Lines of data
* Begin *
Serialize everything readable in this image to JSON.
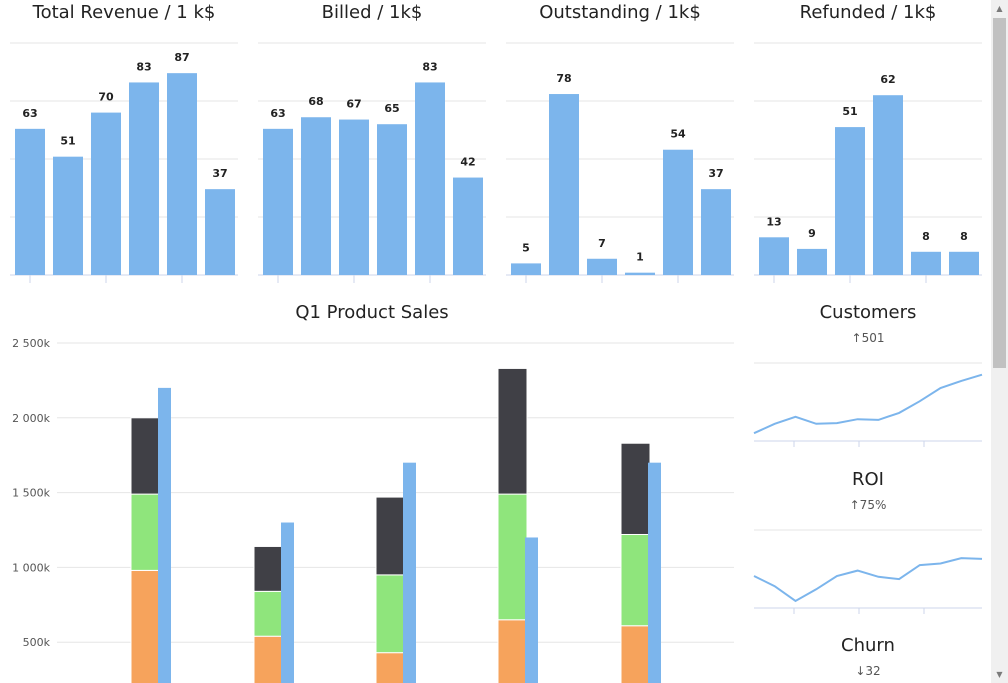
{
  "mini_charts": [
    {
      "title": "Total Revenue / 1 k$",
      "values": [
        63,
        51,
        70,
        83,
        87,
        37
      ],
      "ylim": [
        0,
        100
      ]
    },
    {
      "title": "Billed / 1k$",
      "values": [
        63,
        68,
        67,
        65,
        83,
        42
      ],
      "ylim": [
        0,
        100
      ]
    },
    {
      "title": "Outstanding / 1k$",
      "values": [
        5,
        78,
        7,
        1,
        54,
        37
      ],
      "ylim": [
        0,
        100
      ]
    },
    {
      "title": "Refunded / 1k$",
      "values": [
        13,
        9,
        51,
        62,
        8,
        8
      ],
      "ylim": [
        0,
        80
      ]
    }
  ],
  "chart_data": {
    "type": "bar",
    "title": "Q1 Product Sales",
    "y_ticks": [
      "500k",
      "1 000k",
      "1 500k",
      "2 000k",
      "2 500k"
    ],
    "y_tick_values": [
      500,
      1000,
      1500,
      2000,
      2500
    ],
    "ylim": [
      0,
      2700
    ],
    "groups": [
      {
        "stack": [
          980,
          510,
          510
        ],
        "target": 2200
      },
      {
        "stack": [
          540,
          300,
          300
        ],
        "target": 1300
      },
      {
        "stack": [
          430,
          520,
          520
        ],
        "target": 1700
      },
      {
        "stack": [
          650,
          840,
          840
        ],
        "target": 1200
      },
      {
        "stack": [
          610,
          610,
          610
        ],
        "target": 1700
      }
    ],
    "colors": {
      "stack": [
        "#f6a35c",
        "#8fe57c",
        "#404046"
      ],
      "target": "#7cb5ec"
    }
  },
  "side_charts": [
    {
      "title": "Customers",
      "subtitle": "↑501",
      "values": [
        10,
        22,
        31,
        22,
        23,
        28,
        27,
        36,
        51,
        68,
        77,
        85
      ]
    },
    {
      "title": "ROI",
      "subtitle": "↑75%",
      "values": [
        41,
        28,
        9,
        24,
        41,
        48,
        40,
        37,
        55,
        57,
        64,
        63
      ]
    },
    {
      "title": "Churn",
      "subtitle": "↓32",
      "values": []
    }
  ],
  "colors": {
    "bar": "#7cb5ec",
    "grid": "#e6e6e6",
    "axis": "#ccd6eb"
  }
}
* End *
Transcribe every record above exactly as written, leaving out any pictures.

Serialize everything readable in this image to JSON.
{
  "mini_charts": [
    {
      "title": "Total Revenue / 1 k$",
      "values": [
        63,
        51,
        70,
        83,
        87,
        37
      ],
      "ylim": [
        0,
        100
      ]
    },
    {
      "title": "Billed / 1k$",
      "values": [
        63,
        68,
        67,
        65,
        83,
        42
      ],
      "ylim": [
        0,
        100
      ]
    },
    {
      "title": "Outstanding / 1k$",
      "values": [
        5,
        78,
        7,
        1,
        54,
        37
      ],
      "ylim": [
        0,
        100
      ]
    },
    {
      "title": "Refunded / 1k$",
      "values": [
        13,
        9,
        51,
        62,
        8,
        8
      ],
      "ylim": [
        0,
        80
      ]
    }
  ],
  "chart_data": {
    "type": "bar",
    "title": "Q1 Product Sales",
    "y_ticks": [
      "500k",
      "1 000k",
      "1 500k",
      "2 000k",
      "2 500k"
    ],
    "y_tick_values": [
      500,
      1000,
      1500,
      2000,
      2500
    ],
    "ylim": [
      0,
      2700
    ],
    "groups": [
      {
        "stack": [
          980,
          510,
          510
        ],
        "target": 2200
      },
      {
        "stack": [
          540,
          300,
          300
        ],
        "target": 1300
      },
      {
        "stack": [
          430,
          520,
          520
        ],
        "target": 1700
      },
      {
        "stack": [
          650,
          840,
          840
        ],
        "target": 1200
      },
      {
        "stack": [
          610,
          610,
          610
        ],
        "target": 1700
      }
    ],
    "colors": {
      "stack": [
        "#f6a35c",
        "#8fe57c",
        "#404046"
      ],
      "target": "#7cb5ec"
    }
  },
  "side_charts": [
    {
      "title": "Customers",
      "subtitle": "↑501",
      "values": [
        10,
        22,
        31,
        22,
        23,
        28,
        27,
        36,
        51,
        68,
        77,
        85
      ]
    },
    {
      "title": "ROI",
      "subtitle": "↑75%",
      "values": [
        41,
        28,
        9,
        24,
        41,
        48,
        40,
        37,
        55,
        57,
        64,
        63
      ]
    },
    {
      "title": "Churn",
      "subtitle": "↓32",
      "values": []
    }
  ],
  "colors": {
    "bar": "#7cb5ec",
    "grid": "#e6e6e6",
    "axis": "#ccd6eb"
  }
}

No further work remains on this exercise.